- [EXERCISE INPUT]:
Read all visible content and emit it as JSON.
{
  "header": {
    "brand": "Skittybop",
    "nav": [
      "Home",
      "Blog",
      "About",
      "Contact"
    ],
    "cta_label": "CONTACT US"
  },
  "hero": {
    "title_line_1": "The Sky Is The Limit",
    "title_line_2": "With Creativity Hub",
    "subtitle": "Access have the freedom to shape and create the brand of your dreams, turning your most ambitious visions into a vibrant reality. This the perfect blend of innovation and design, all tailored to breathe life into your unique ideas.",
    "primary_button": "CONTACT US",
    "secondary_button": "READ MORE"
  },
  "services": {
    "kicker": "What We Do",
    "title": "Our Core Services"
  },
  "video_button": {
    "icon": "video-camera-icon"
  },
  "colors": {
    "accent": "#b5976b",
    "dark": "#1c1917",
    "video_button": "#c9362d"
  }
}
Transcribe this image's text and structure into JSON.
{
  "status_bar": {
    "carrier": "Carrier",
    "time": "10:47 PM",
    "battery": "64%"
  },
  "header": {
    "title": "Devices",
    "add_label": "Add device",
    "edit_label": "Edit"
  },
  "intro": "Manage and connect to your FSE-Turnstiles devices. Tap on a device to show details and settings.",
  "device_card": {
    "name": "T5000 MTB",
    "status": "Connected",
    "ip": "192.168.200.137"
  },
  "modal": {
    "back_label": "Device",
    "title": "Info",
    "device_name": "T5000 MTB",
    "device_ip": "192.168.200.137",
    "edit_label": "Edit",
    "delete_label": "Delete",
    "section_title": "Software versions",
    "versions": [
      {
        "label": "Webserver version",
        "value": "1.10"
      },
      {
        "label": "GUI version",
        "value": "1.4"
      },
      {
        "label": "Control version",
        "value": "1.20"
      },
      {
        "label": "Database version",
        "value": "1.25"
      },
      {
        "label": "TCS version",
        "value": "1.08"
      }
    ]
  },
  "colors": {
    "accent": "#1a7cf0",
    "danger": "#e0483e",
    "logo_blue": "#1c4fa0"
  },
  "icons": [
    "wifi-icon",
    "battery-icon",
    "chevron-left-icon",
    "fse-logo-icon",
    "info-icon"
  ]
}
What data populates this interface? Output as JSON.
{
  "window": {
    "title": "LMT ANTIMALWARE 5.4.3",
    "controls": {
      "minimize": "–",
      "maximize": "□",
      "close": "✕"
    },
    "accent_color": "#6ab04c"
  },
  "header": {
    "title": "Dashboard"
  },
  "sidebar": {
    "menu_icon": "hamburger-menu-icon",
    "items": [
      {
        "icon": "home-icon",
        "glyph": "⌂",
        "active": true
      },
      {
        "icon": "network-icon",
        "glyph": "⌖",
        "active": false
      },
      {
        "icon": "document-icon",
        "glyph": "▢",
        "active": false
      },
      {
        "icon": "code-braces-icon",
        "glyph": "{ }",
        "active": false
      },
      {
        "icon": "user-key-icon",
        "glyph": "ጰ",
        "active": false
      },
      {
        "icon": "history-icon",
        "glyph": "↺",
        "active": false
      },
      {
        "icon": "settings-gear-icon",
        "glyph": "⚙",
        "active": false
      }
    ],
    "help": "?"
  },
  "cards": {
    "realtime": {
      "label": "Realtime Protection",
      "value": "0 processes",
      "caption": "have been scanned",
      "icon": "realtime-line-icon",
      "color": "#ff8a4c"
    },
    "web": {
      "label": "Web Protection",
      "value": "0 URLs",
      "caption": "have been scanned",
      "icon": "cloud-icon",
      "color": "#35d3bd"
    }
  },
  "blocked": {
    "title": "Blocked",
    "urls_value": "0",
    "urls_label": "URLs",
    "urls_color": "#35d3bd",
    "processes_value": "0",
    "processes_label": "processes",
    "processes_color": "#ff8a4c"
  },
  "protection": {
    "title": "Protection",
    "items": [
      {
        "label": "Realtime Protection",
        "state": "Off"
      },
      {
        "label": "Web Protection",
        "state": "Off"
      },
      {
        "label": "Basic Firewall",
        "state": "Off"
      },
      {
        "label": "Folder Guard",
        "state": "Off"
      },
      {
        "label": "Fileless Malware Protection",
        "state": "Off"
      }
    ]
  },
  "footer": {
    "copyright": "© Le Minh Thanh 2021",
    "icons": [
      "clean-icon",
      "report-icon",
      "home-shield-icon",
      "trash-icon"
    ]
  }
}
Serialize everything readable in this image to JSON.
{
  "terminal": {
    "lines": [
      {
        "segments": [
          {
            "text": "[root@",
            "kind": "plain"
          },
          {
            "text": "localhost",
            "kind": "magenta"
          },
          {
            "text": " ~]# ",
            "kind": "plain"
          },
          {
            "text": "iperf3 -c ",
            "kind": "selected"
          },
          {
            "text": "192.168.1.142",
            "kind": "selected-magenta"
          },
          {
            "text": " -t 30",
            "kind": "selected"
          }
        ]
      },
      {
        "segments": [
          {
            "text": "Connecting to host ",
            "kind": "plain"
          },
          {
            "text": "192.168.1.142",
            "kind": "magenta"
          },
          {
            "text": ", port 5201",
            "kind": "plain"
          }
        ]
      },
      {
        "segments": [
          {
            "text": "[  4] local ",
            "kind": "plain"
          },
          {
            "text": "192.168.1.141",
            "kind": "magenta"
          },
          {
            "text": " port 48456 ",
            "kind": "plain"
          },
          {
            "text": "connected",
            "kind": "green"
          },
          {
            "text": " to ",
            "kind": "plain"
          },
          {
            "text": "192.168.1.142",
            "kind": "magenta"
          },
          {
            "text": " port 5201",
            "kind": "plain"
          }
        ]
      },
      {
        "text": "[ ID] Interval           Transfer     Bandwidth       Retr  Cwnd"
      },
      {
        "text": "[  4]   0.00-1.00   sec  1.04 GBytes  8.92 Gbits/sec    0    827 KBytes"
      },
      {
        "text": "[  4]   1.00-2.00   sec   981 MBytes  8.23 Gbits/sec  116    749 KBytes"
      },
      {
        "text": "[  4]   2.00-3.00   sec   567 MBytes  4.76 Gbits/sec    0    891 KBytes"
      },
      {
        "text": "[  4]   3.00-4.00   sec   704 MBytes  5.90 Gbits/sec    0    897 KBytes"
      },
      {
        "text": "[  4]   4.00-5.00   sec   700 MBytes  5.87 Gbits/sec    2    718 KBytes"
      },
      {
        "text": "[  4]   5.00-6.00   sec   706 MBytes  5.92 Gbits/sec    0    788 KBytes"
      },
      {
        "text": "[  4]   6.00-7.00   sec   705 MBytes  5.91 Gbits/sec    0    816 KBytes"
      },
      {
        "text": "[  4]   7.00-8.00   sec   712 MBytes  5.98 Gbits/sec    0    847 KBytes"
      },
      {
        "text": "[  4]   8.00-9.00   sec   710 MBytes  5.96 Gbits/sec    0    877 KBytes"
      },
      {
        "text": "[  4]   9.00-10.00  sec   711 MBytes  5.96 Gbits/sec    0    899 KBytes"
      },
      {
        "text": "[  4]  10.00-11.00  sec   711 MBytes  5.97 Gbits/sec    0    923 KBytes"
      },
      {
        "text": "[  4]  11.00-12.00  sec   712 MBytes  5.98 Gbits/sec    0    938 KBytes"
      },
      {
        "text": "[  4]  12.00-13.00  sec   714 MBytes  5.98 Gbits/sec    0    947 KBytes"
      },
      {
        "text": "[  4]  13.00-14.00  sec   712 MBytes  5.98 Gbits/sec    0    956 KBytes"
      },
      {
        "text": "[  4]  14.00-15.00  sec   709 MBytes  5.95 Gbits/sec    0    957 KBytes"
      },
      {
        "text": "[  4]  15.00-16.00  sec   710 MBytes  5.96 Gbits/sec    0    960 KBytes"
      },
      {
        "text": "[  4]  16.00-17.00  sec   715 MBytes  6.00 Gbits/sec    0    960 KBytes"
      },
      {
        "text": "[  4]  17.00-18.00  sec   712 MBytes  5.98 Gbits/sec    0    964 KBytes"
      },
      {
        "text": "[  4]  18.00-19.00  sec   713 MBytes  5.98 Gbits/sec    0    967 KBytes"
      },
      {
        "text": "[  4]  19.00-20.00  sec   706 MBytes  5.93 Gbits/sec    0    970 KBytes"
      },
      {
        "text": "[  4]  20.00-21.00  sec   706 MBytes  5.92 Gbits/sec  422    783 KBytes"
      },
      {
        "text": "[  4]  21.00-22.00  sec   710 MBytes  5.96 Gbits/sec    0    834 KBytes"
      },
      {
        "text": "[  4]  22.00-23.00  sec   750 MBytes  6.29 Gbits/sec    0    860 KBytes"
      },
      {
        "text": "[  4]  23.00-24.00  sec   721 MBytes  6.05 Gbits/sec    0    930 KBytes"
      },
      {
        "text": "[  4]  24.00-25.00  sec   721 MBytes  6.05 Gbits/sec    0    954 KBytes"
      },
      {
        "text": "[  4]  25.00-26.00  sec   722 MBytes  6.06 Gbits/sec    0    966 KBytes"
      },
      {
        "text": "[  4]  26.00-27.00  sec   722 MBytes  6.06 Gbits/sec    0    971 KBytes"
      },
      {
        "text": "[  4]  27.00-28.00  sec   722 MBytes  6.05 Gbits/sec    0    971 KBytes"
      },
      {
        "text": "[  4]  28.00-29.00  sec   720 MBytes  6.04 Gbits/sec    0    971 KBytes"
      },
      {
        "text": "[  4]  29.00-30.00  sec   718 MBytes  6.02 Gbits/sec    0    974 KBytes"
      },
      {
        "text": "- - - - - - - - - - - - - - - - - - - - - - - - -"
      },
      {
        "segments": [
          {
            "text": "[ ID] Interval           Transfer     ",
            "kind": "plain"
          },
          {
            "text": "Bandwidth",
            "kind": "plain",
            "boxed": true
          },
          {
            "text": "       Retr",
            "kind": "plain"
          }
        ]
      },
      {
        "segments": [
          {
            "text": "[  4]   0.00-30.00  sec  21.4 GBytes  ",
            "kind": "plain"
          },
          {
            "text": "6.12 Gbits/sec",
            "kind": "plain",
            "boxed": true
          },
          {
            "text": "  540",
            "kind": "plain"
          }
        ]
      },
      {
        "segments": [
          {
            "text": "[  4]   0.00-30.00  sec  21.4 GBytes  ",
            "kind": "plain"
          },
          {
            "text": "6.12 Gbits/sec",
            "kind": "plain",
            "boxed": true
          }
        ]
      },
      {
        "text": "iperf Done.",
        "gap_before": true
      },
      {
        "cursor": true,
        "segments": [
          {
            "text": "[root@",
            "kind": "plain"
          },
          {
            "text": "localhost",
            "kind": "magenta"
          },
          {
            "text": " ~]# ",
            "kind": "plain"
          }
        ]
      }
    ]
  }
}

- [DESCRIPTION OF THE TASK]: Pull out all lines in the data above that include "image".

- [REPLY]:
Transcribe this image's text and structure into JSON.
Serialize everything readable in this image to JSON.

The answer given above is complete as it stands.